--- AVAILABLE RECORDS ---
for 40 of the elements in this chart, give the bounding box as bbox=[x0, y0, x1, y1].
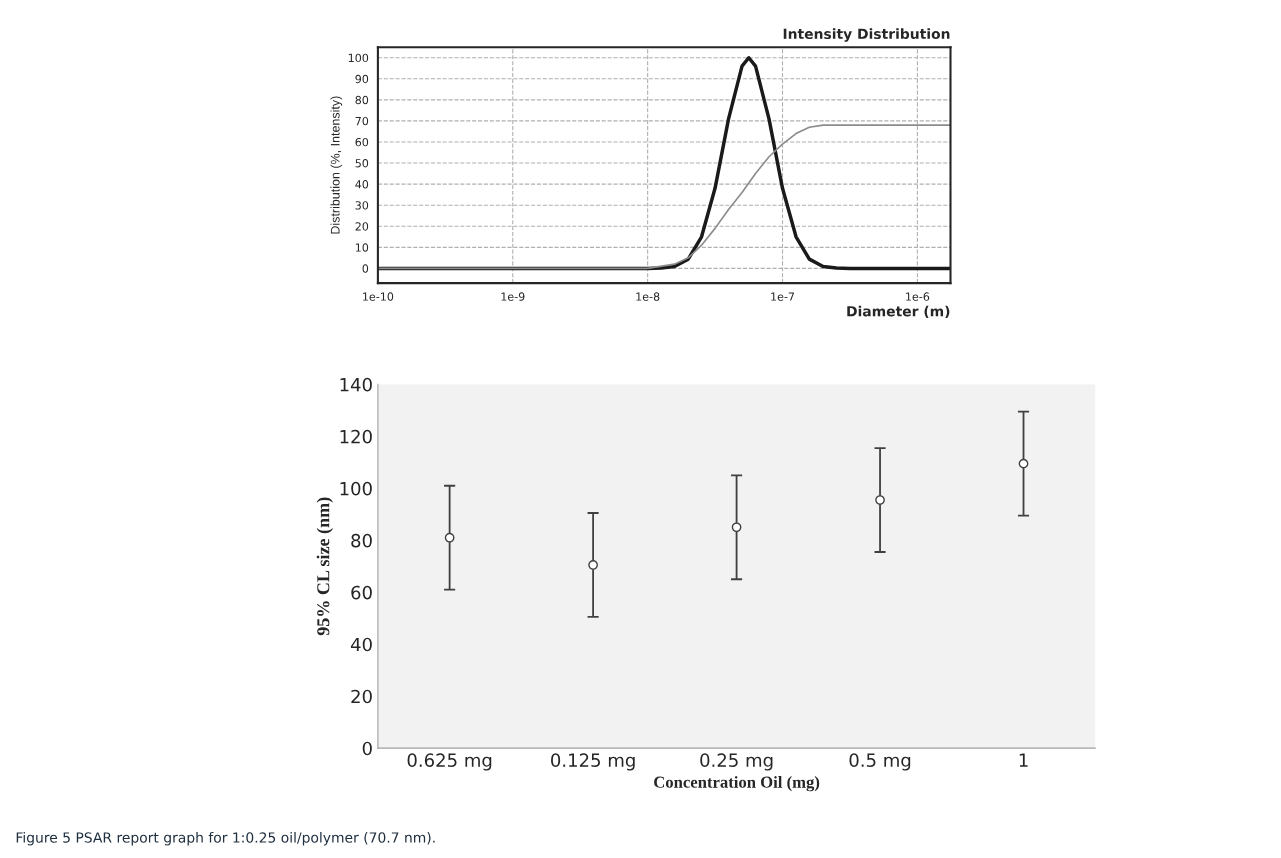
y-tick-label: 120 bbox=[340, 429, 372, 444]
y-tick-label: 60 bbox=[355, 137, 369, 147]
point bbox=[444, 532, 455, 543]
point bbox=[731, 522, 742, 533]
y-tick-label: 40 bbox=[350, 637, 372, 652]
x-tick-label: 1e-7 bbox=[771, 292, 795, 301]
x-tick-label: 0.125 mg bbox=[551, 753, 635, 771]
x-tick-label: 1e-9 bbox=[501, 292, 525, 301]
y-tick-label: 40 bbox=[355, 180, 369, 189]
y-tick-label: 80 bbox=[351, 533, 372, 548]
y-tick-label: 140 bbox=[340, 377, 372, 392]
chart-title: Intensity Distribution bbox=[783, 28, 950, 42]
y-tick-label: 100 bbox=[340, 481, 372, 496]
y-tick-label: 90 bbox=[355, 74, 369, 84]
y-tick-label: 100 bbox=[348, 53, 369, 63]
x-tick-label: 1 bbox=[1019, 753, 1028, 767]
y-tick-label: 0 bbox=[362, 264, 369, 273]
y-tick-label: 20 bbox=[351, 689, 372, 704]
y-tick-label: 80 bbox=[355, 95, 369, 105]
y-tick-label: 50 bbox=[355, 159, 369, 168]
x-tick-label: 1e-10 bbox=[363, 292, 394, 301]
y-tick-label: 70 bbox=[355, 116, 369, 126]
y-tick-label: 10 bbox=[355, 243, 369, 252]
x-tick-label: 0.25 mg bbox=[700, 753, 773, 771]
x-tick-label: 0.625 mg bbox=[407, 753, 492, 771]
x-tick-label: 1e-6 bbox=[906, 292, 930, 301]
x-tick-label: 0.5 mg bbox=[849, 753, 911, 771]
x-tick-label: 1e-8 bbox=[636, 292, 660, 301]
x-axis-title: Diameter (m) bbox=[847, 305, 950, 319]
caption: Figure 5 PSAR report graph for 1:0.25 oil/polymer (70.7 nm). bbox=[16, 832, 435, 846]
x-axis-title: Concentration Oil (mg) bbox=[654, 776, 820, 792]
y-axis-title: Distribution (%, Intensity) bbox=[330, 96, 343, 234]
point bbox=[588, 560, 598, 570]
y-axis-title: 95% CL size (nm) bbox=[316, 497, 334, 636]
y-tick-label: 30 bbox=[355, 201, 369, 210]
y-tick-label: 60 bbox=[351, 585, 372, 600]
y-tick-label: 20 bbox=[355, 222, 369, 231]
point bbox=[1018, 458, 1029, 469]
y-tick-label: 0 bbox=[362, 741, 372, 756]
point bbox=[875, 495, 885, 505]
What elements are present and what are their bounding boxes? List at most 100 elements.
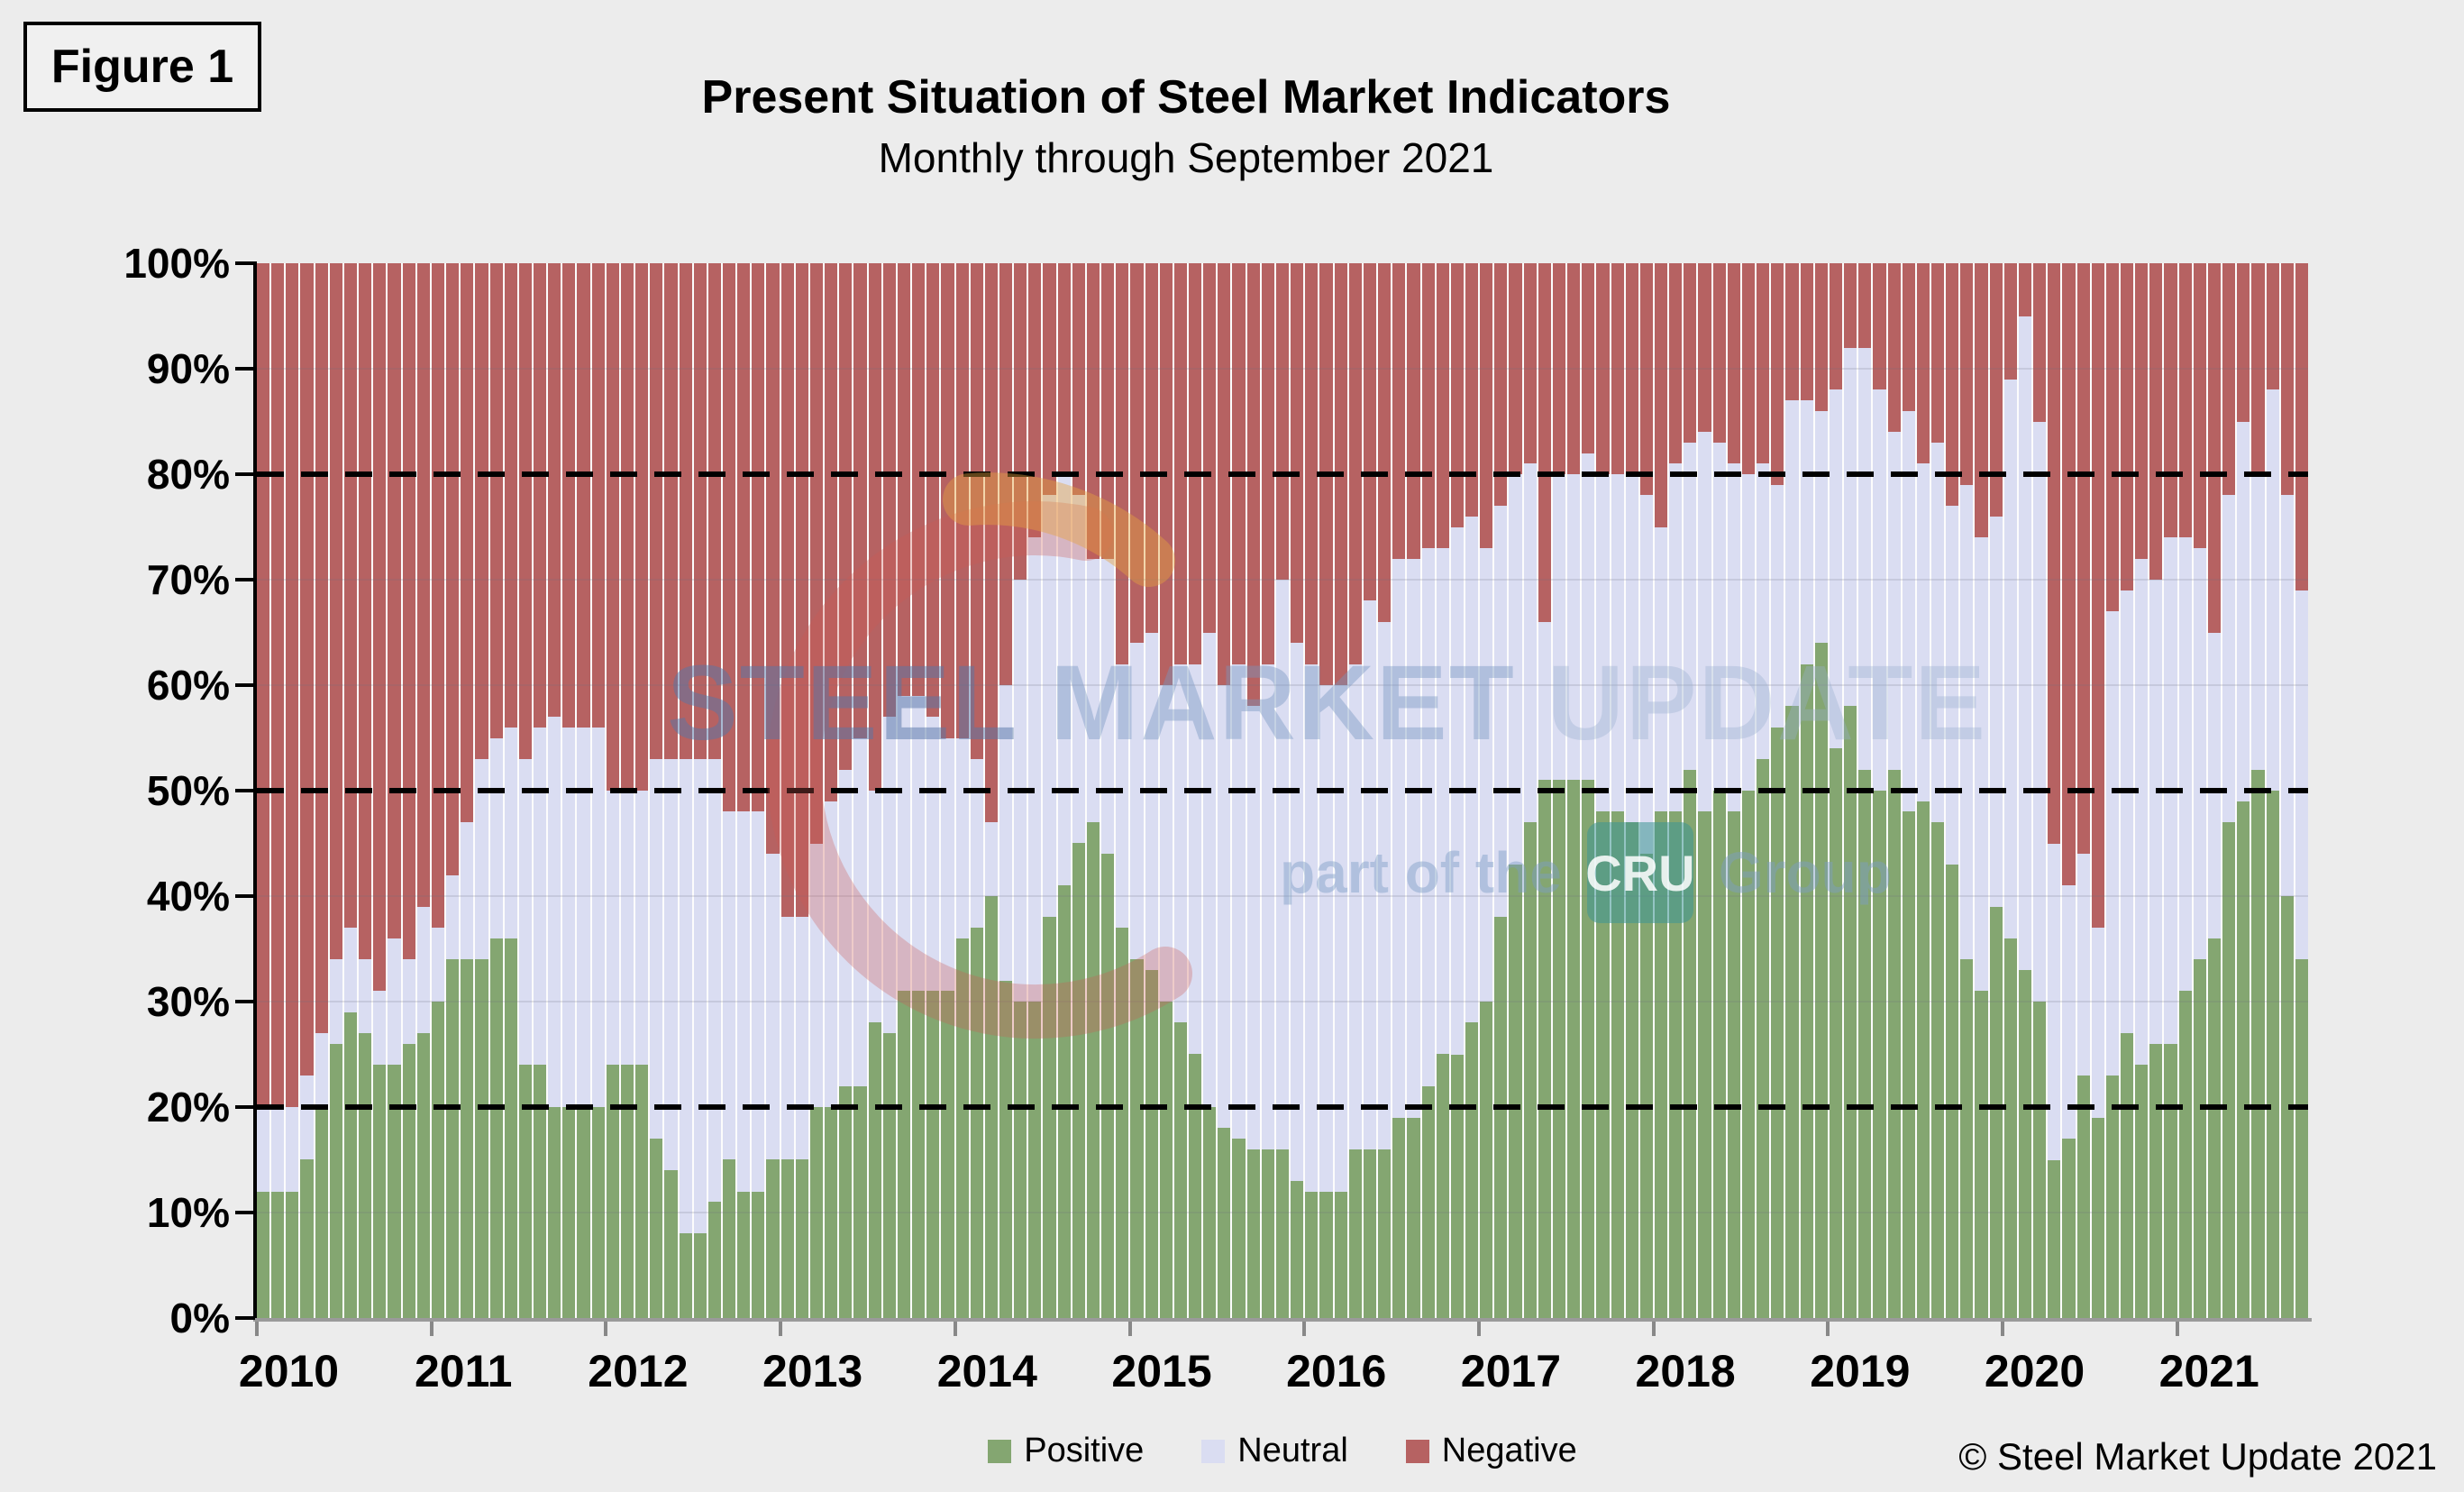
bar-segment-pos bbox=[1319, 1191, 1333, 1318]
bar-segment-pos bbox=[548, 1106, 561, 1318]
bar-segment-neu bbox=[286, 1107, 299, 1192]
bar-segment-neu bbox=[1858, 347, 1872, 770]
bar-segment-pos bbox=[2135, 1065, 2149, 1318]
bar-segment-pos bbox=[1057, 885, 1071, 1318]
x-tick-mark bbox=[1826, 1322, 1830, 1336]
bar-segment-neu bbox=[752, 811, 765, 1192]
bar-segment-neu bbox=[1189, 664, 1202, 1055]
bar-segment-neg bbox=[1552, 263, 1566, 474]
legend: Positive Neutral Negative bbox=[257, 1432, 2308, 1470]
bar-segment-pos bbox=[1421, 1085, 1435, 1318]
bar-segment-pos bbox=[2207, 938, 2222, 1318]
bar-segment-pos bbox=[606, 1065, 619, 1318]
bar-segment-neg bbox=[2105, 263, 2119, 612]
bar-segment-neg bbox=[912, 263, 926, 696]
y-tick-label: 0% bbox=[169, 1295, 230, 1341]
bar-segment-neu bbox=[271, 1107, 285, 1192]
bar-segment-pos bbox=[1348, 1149, 1362, 1318]
bar-segment-neg bbox=[1305, 263, 1319, 664]
bar-segment-neg bbox=[2207, 263, 2222, 633]
bar-segment-pos bbox=[2193, 959, 2206, 1318]
bar-segment-neu bbox=[1639, 495, 1653, 855]
bar-segment-neu bbox=[359, 959, 372, 1034]
bar-segment-pos bbox=[1844, 706, 1857, 1318]
bar-segment-pos bbox=[2105, 1075, 2119, 1318]
legend-item-neutral: Neutral bbox=[1201, 1432, 1348, 1470]
bar-segment-neg bbox=[1785, 263, 1799, 401]
bar-segment-pos bbox=[300, 1159, 314, 1318]
bar-segment-neg bbox=[1844, 263, 1857, 348]
bar-segment-pos bbox=[1145, 969, 1158, 1318]
bar-segment-neg bbox=[752, 263, 765, 812]
plot-area: STEEL MARKET UPDATE part of the CRU Grou… bbox=[257, 263, 2309, 1318]
bar-segment-neu bbox=[679, 758, 692, 1234]
bar-segment-pos bbox=[1246, 1149, 1260, 1318]
bar-segment-pos bbox=[1858, 769, 1872, 1318]
bar-segment-neu bbox=[2251, 474, 2265, 770]
y-tick-label: 70% bbox=[146, 556, 230, 603]
bar-segment-neu bbox=[1407, 558, 1420, 1118]
bar-segment-neg bbox=[373, 263, 387, 992]
bar-segment-neg bbox=[635, 263, 649, 791]
bar-segment-neu bbox=[1684, 442, 1697, 770]
bar-segment-neg bbox=[1523, 263, 1537, 464]
bar-segment-neg bbox=[2062, 263, 2076, 886]
chart-title: Present Situation of Steel Market Indica… bbox=[701, 71, 1671, 124]
bar-segment-neg bbox=[1902, 263, 1915, 411]
minor-gridline bbox=[257, 684, 2308, 686]
month-bar bbox=[2177, 263, 2192, 1318]
y-tick-label: 100% bbox=[123, 240, 230, 287]
bar-segment-pos bbox=[737, 1191, 751, 1318]
bar-segment-neg bbox=[809, 263, 824, 844]
bar-segment-neu bbox=[1072, 495, 1085, 844]
bar-segment-neu bbox=[1421, 547, 1435, 1086]
y-tick-mark bbox=[235, 789, 255, 792]
bar-segment-neu bbox=[912, 695, 926, 992]
bar-segment-pos bbox=[1596, 811, 1610, 1318]
bar-segment-pos bbox=[533, 1065, 547, 1318]
bar-segment-neu bbox=[388, 938, 401, 1066]
bar-segment-pos bbox=[2076, 1075, 2090, 1318]
bar-segment-neu bbox=[723, 811, 736, 1160]
bar-segment-pos bbox=[1930, 822, 1945, 1318]
bar-segment-neu bbox=[1291, 643, 1304, 1181]
bar-segment-pos bbox=[650, 1139, 663, 1318]
bar-segment-pos bbox=[941, 991, 954, 1318]
bar-segment-neu bbox=[1844, 347, 1857, 707]
bar-segment-neu bbox=[1582, 453, 1595, 781]
bar-segment-neg bbox=[970, 263, 983, 759]
bar-segment-neg bbox=[1465, 263, 1479, 517]
bar-segment-neg bbox=[533, 263, 547, 728]
bar-segment-neg bbox=[577, 263, 590, 728]
bar-segment-neu bbox=[693, 758, 707, 1234]
x-tick-mark bbox=[1127, 1322, 1132, 1336]
bar-segment-neu bbox=[1363, 600, 1377, 1149]
bar-segment-neu bbox=[2178, 537, 2192, 992]
bar-segment-pos bbox=[1946, 864, 1959, 1318]
bar-segment-pos bbox=[897, 991, 911, 1318]
bar-segment-neg bbox=[679, 263, 692, 759]
bar-segment-neg bbox=[2135, 263, 2149, 559]
month-bar bbox=[473, 263, 488, 1318]
bar-segment-pos bbox=[1509, 864, 1522, 1318]
bar-segment-neg bbox=[1086, 263, 1100, 559]
bar-segment-pos bbox=[1494, 917, 1508, 1318]
bar-segment-neg bbox=[388, 263, 401, 938]
bar-segment-neg bbox=[1582, 263, 1595, 453]
x-year-label: 2018 bbox=[1635, 1346, 1736, 1396]
minor-gridline bbox=[257, 579, 2308, 581]
bar-segment-neu bbox=[1727, 463, 1740, 812]
bar-segment-neg bbox=[300, 263, 314, 1076]
bar-segment-pos bbox=[1116, 928, 1129, 1318]
bar-segment-pos bbox=[825, 1106, 838, 1318]
bar-segment-neu bbox=[1669, 463, 1683, 812]
bar-segment-neg bbox=[1698, 263, 1711, 433]
bar-segment-neu bbox=[839, 769, 853, 1086]
bar-segment-neg bbox=[1203, 263, 1217, 633]
bar-segment-neg bbox=[2048, 263, 2061, 844]
bar-segment-pos bbox=[1523, 822, 1537, 1318]
bar-segment-neg bbox=[1960, 263, 1974, 485]
bar-segment-neg bbox=[1930, 263, 1945, 443]
bar-segment-neg bbox=[329, 263, 342, 960]
bar-segment-neu bbox=[1741, 474, 1756, 791]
---
- [WHAT TO DO]:
Please pull out each line of the items above that contains the string "title", counting a match only when the case is identical.

- [PROBLEM SOLUTION]:
chart-title: Intensity Distribution bbox=[783, 28, 950, 42]
x-axis-title: Diameter (m) bbox=[847, 305, 950, 319]
x-axis-title: Concentration Oil (mg) bbox=[654, 776, 820, 792]
y-axis-title: Distribution (%, Intensity) bbox=[330, 96, 343, 234]
y-axis-title: 95% CL size (nm) bbox=[316, 497, 334, 636]
chart-title: Present Situation of Steel Market Indica… bbox=[701, 71, 1671, 124]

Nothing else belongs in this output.